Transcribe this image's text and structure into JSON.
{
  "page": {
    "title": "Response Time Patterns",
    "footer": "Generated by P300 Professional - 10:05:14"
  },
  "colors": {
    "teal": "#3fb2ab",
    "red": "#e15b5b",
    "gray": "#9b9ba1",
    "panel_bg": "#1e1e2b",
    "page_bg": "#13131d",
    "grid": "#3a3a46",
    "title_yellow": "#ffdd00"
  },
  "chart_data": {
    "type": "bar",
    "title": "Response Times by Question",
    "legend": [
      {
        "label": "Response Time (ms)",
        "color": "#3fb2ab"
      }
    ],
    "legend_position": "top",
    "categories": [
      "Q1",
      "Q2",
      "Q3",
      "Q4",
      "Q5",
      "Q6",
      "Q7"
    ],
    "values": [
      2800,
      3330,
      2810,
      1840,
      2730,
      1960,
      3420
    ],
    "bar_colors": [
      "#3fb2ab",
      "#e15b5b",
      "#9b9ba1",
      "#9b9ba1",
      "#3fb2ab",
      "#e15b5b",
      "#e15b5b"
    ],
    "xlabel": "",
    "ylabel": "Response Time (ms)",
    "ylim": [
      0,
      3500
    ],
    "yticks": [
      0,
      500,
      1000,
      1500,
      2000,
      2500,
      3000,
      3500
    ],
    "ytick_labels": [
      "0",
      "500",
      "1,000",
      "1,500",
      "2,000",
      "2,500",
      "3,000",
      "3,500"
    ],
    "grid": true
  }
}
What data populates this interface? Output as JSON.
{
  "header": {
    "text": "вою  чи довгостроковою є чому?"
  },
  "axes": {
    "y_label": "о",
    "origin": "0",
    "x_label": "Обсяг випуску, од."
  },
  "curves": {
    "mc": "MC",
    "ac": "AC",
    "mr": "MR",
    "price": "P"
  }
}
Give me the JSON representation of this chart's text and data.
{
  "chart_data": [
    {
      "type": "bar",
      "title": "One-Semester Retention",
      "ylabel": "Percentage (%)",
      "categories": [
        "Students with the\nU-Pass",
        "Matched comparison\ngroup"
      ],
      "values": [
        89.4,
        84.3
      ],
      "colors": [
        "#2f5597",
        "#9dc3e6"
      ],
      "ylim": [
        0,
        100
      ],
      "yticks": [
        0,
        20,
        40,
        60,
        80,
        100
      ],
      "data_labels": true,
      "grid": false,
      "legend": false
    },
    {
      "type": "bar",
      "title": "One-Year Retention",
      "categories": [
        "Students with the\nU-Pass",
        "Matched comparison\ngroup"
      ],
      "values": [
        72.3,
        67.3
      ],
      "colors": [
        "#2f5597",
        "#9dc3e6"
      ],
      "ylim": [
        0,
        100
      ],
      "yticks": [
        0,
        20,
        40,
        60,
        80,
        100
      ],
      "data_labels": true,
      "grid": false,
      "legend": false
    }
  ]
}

▶ _REQUEST_:
Search the data for "grid" and list every line in which it occurs.

▶ _SOLVED PROBLEM_:
    "grid": "#3a3a46",
    "grid": true
      "grid": false,
      "grid": false,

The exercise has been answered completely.